- **Problem requirements**:
Below are the records; copy each line in them that holds the word "heart".

-------- Data records --------

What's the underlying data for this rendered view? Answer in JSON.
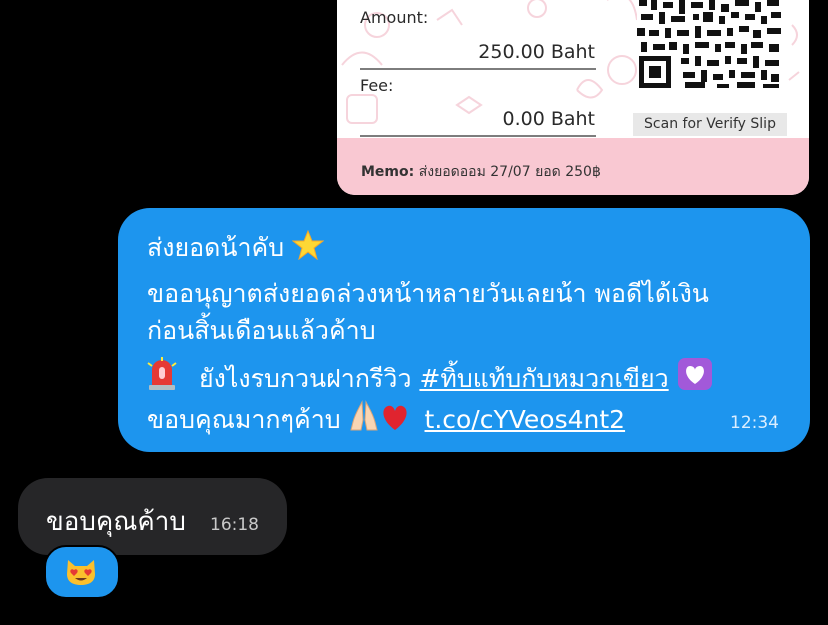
{
  "slip": {
    "amount_label": "Amount:",
    "amount_value": "250.00 Baht",
    "fee_label": "Fee:",
    "fee_value": "0.00 Baht",
    "qr_caption": "Scan for Verify Slip",
    "memo_prefix": "Memo:",
    "memo_text": "ส่งยอดออม 27/07 ยอด 250฿"
  },
  "outgoing": {
    "line1": "ส่งยอดน้าคับ",
    "line2": "ขออนุญาตส่งยอดล่วงหน้าหลายวันเลยน้า พอดีได้เงิน",
    "line3": "ก่อนสิ้นเดือนแล้วค้าบ",
    "line4_text": "ยังไงรบกวนฝากรีวิว",
    "line4_hashtag": "#ทิ้บแท้บกับหมวกเขียว",
    "line5_text": "ขอบคุณมากๆค้าบ",
    "line5_link": "t.co/cYVeos4nt2",
    "time": "12:34",
    "color": "#1d95ee"
  },
  "incoming": {
    "text": "ขอบคุณค้าบ",
    "time": "16:18",
    "color": "#262628"
  },
  "icons": {
    "star": "star-icon",
    "siren": "siren-icon",
    "heart": "purple-heart-icon",
    "pray": "folded-hands-icon",
    "red_heart": "red-heart-icon",
    "reaction": "heart-eyes-cat-icon"
  }
}
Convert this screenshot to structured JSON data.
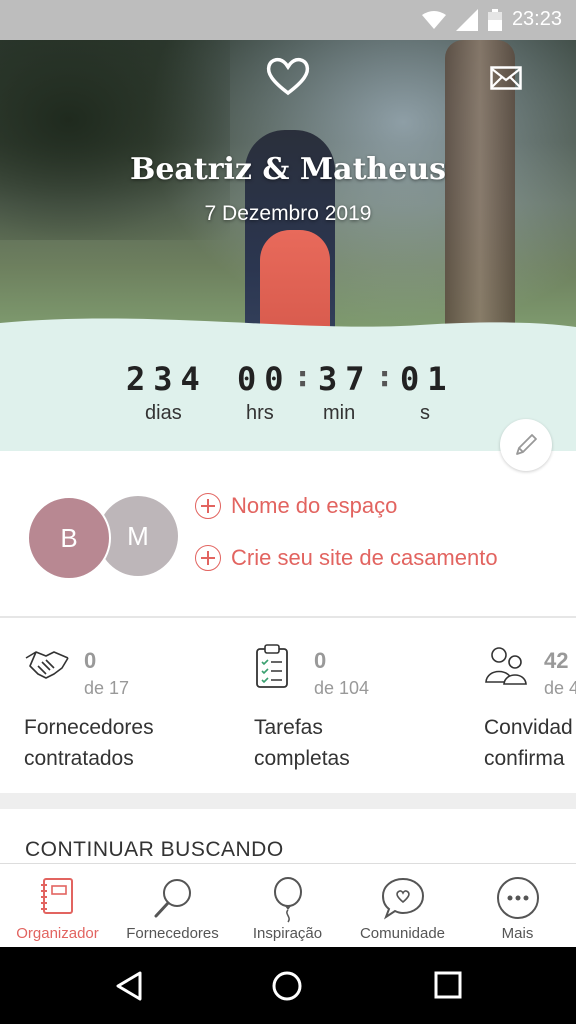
{
  "status_bar": {
    "time": "23:23"
  },
  "hero": {
    "couple_names": "Beatriz & Matheus",
    "wedding_date": "7 Dezembro 2019"
  },
  "countdown": {
    "days": "234",
    "hours": "00",
    "minutes": "37",
    "seconds": "01",
    "days_label": "dias",
    "hours_label": "hrs",
    "minutes_label": "min",
    "seconds_label": "s"
  },
  "partners": {
    "initial_1": "B",
    "initial_2": "M"
  },
  "links": {
    "venue_name": "Nome do espaço",
    "create_site": "Crie seu site de casamento"
  },
  "stats": [
    {
      "count": "0",
      "total": "de 17",
      "label_line1": "Fornecedores",
      "label_line2": "contratados",
      "icon": "handshake-icon"
    },
    {
      "count": "0",
      "total": "de 104",
      "label_line1": "Tarefas",
      "label_line2": "completas",
      "icon": "clipboard-icon"
    },
    {
      "count": "42",
      "total": "de 4",
      "label_line1": "Convidad",
      "label_line2": "confirma",
      "icon": "guests-icon"
    }
  ],
  "section": {
    "continue_searching": "CONTINUAR BUSCANDO"
  },
  "bottom_nav": [
    {
      "label": "Organizador",
      "icon": "notebook-icon",
      "active": true
    },
    {
      "label": "Fornecedores",
      "icon": "search-icon"
    },
    {
      "label": "Inspiração",
      "icon": "balloon-icon"
    },
    {
      "label": "Comunidade",
      "icon": "chat-heart-icon"
    },
    {
      "label": "Mais",
      "icon": "more-icon"
    }
  ],
  "colors": {
    "accent": "#e26460",
    "countdown_bg": "#dff1ec",
    "avatar_b": "#b88892",
    "avatar_m": "#bdb6b9"
  }
}
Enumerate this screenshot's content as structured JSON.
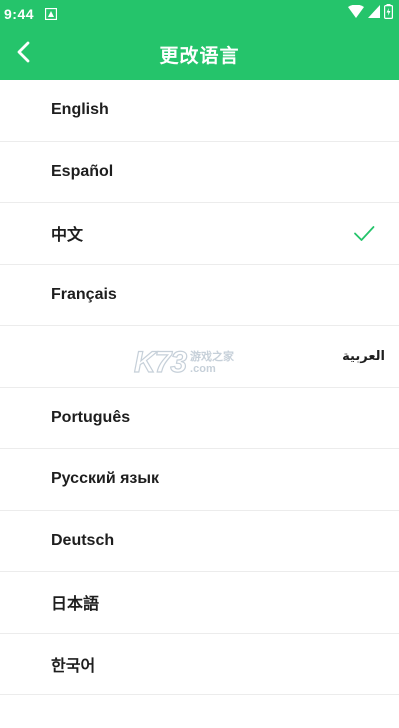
{
  "status_bar": {
    "time": "9:44",
    "notification_icon": "android-notification-icon",
    "wifi_icon": "wifi-icon",
    "signal_icon": "cell-signal-icon",
    "battery_icon": "battery-charging-icon"
  },
  "app_bar": {
    "title": "更改语言",
    "back_icon": "chevron-left-icon"
  },
  "languages": [
    {
      "label": "English",
      "selected": false
    },
    {
      "label": "Español",
      "selected": false
    },
    {
      "label": "中文",
      "selected": true
    },
    {
      "label": "Français",
      "selected": false
    },
    {
      "label": "العربية",
      "selected": false
    },
    {
      "label": "Português",
      "selected": false
    },
    {
      "label": "Русский язык",
      "selected": false
    },
    {
      "label": "Deutsch",
      "selected": false
    },
    {
      "label": "日本語",
      "selected": false
    },
    {
      "label": "한국어",
      "selected": false
    }
  ],
  "watermark": {
    "logo": "K73",
    "line1": "游戏之家",
    "line2": ".com"
  },
  "colors": {
    "accent": "#25c46b",
    "check": "#25c46b",
    "text": "#1e1e1e",
    "divider": "#ececec"
  }
}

--------

- **Reply**:
    "heart": "purple-heart-icon",
    "red_heart": "red-heart-icon",
    "reaction": "heart-eyes-cat-icon"
      "icon": "chat-heart-icon"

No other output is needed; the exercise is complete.